[Data to use]
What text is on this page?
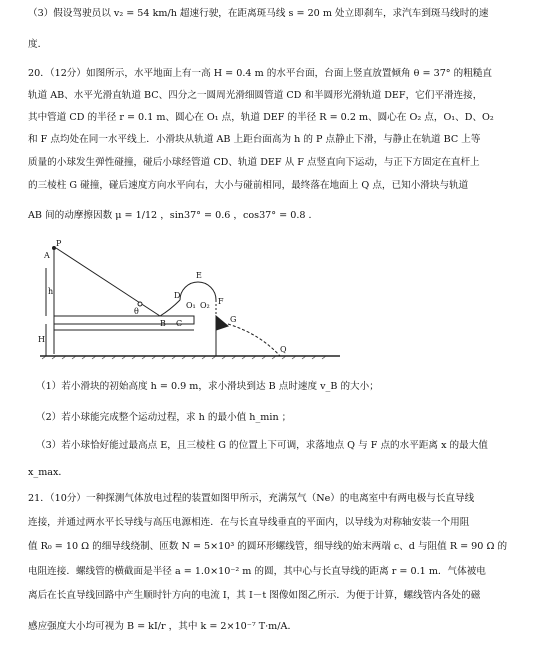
（3）假设驾驶员以 v₂ = 54 km/h 超速行驶，在距离斑马线 s = 20 m 处立即刹车，求汽车到斑马线时的速
度．
20．（12分）如图所示，水平地面上有一高 H = 0.4 m 的水平台面，台面上竖直放置倾角 θ = 37° 的粗糙直
轨道 AB、水平光滑直轨道 BC、四分之一圆周光滑细圆管道 CD 和半圆形光滑轨道 DEF，它们平滑连接，
其中管道 CD 的半径 r = 0.1 m、圆心在 O₁ 点，轨道 DEF 的半径 R = 0.2 m、圆心在 O₂ 点，O₁、D、O₂
和 F 点均处在同一水平线上．小滑块从轨道 AB 上距台面高为 h 的 P 点静止下滑，与静止在轨道 BC 上等
质量的小球发生弹性碰撞，碰后小球经管道 CD、轨道 DEF 从 F 点竖直向下运动，与正下方固定在直杆上
的三棱柱 G 碰撞，碰后速度方向水平向右，大小与碰前相同，最终落在地面上 Q 点，已知小滑块与轨道
AB 间的动摩擦因数 μ = 1/12 ，sin37° = 0.6 ，cos37° = 0.8 ．
P
h
H
θ
B C
D
E
F
G
Q
O₁ O₂
A
（1）若小滑块的初始高度 h = 0.9 m，求小滑块到达 B 点时速度 v_B 的大小；
（2）若小球能完成整个运动过程，求 h 的最小值 h_min ；
（3）若小球恰好能过最高点 E，且三棱柱 G 的位置上下可调，求落地点 Q 与 F 点的水平距离 x 的最大值
x_max．
21．（10分）一种探测气体放电过程的装置如图甲所示，充满氖气（Ne）的电离室中有两电极与长直导线
连接，并通过两水平长导线与高压电源相连．在与长直导线垂直的平面内，以导线为对称轴安装一个用阻
值 R₀ = 10 Ω 的细导线绕制、匝数 N = 5×10³ 的圆环形螺线管，细导线的始末两端 c、d 与阻值 R = 90 Ω 的
电阻连接．螺线管的横截面是半径 a = 1.0×10⁻² m 的圆，其中心与长直导线的距离 r = 0.1 m．气体被电
离后在长直导线回路中产生顺时针方向的电流 I，其 I－t 图像如图乙所示．为便于计算，螺线管内各处的磁
感应强度大小均可视为 B = kI/r ，其中 k = 2×10⁻⁷ T·m/A．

[Exercise prompt] Go through the entries above and print each one exactly, minus the pictures.

[Problem solution]
What text is on this page?
（3）假设驾驶员以 v₂ = 54 km/h 超速行驶，在距离斑马线 s = 20 m 处立即刹车，求汽车到斑马线时的速
度．
20．（12分）如图所示，水平地面上有一高 H = 0.4 m 的水平台面，台面上竖直放置倾角 θ = 37° 的粗糙直
轨道 AB、水平光滑直轨道 BC、四分之一圆周光滑细圆管道 CD 和半圆形光滑轨道 DEF，它们平滑连接，
其中管道 CD 的半径 r = 0.1 m、圆心在 O₁ 点，轨道 DEF 的半径 R = 0.2 m、圆心在 O₂ 点，O₁、D、O₂
和 F 点均处在同一水平线上．小滑块从轨道 AB 上距台面高为 h 的 P 点静止下滑，与静止在轨道 BC 上等
质量的小球发生弹性碰撞，碰后小球经管道 CD、轨道 DEF 从 F 点竖直向下运动，与正下方固定在直杆上
的三棱柱 G 碰撞，碰后速度方向水平向右，大小与碰前相同，最终落在地面上 Q 点，已知小滑块与轨道
AB 间的动摩擦因数 μ = 1/12 ，sin37° = 0.6 ，cos37° = 0.8 ．
P
h
H
θ
B C
D
E
F
G
Q
O₁ O₂
A
（1）若小滑块的初始高度 h = 0.9 m，求小滑块到达 B 点时速度 v_B 的大小；
（2）若小球能完成整个运动过程，求 h 的最小值 h_min ；
（3）若小球恰好能过最高点 E，且三棱柱 G 的位置上下可调，求落地点 Q 与 F 点的水平距离 x 的最大值
x_max．
21．（10分）一种探测气体放电过程的装置如图甲所示，充满氖气（Ne）的电离室中有两电极与长直导线
连接，并通过两水平长导线与高压电源相连．在与长直导线垂直的平面内，以导线为对称轴安装一个用阻
值 R₀ = 10 Ω 的细导线绕制、匝数 N = 5×10³ 的圆环形螺线管，细导线的始末两端 c、d 与阻值 R = 90 Ω 的
电阻连接．螺线管的横截面是半径 a = 1.0×10⁻² m 的圆，其中心与长直导线的距离 r = 0.1 m．气体被电
离后在长直导线回路中产生顺时针方向的电流 I，其 I－t 图像如图乙所示．为便于计算，螺线管内各处的磁
感应强度大小均可视为 B = kI/r ，其中 k = 2×10⁻⁷ T·m/A．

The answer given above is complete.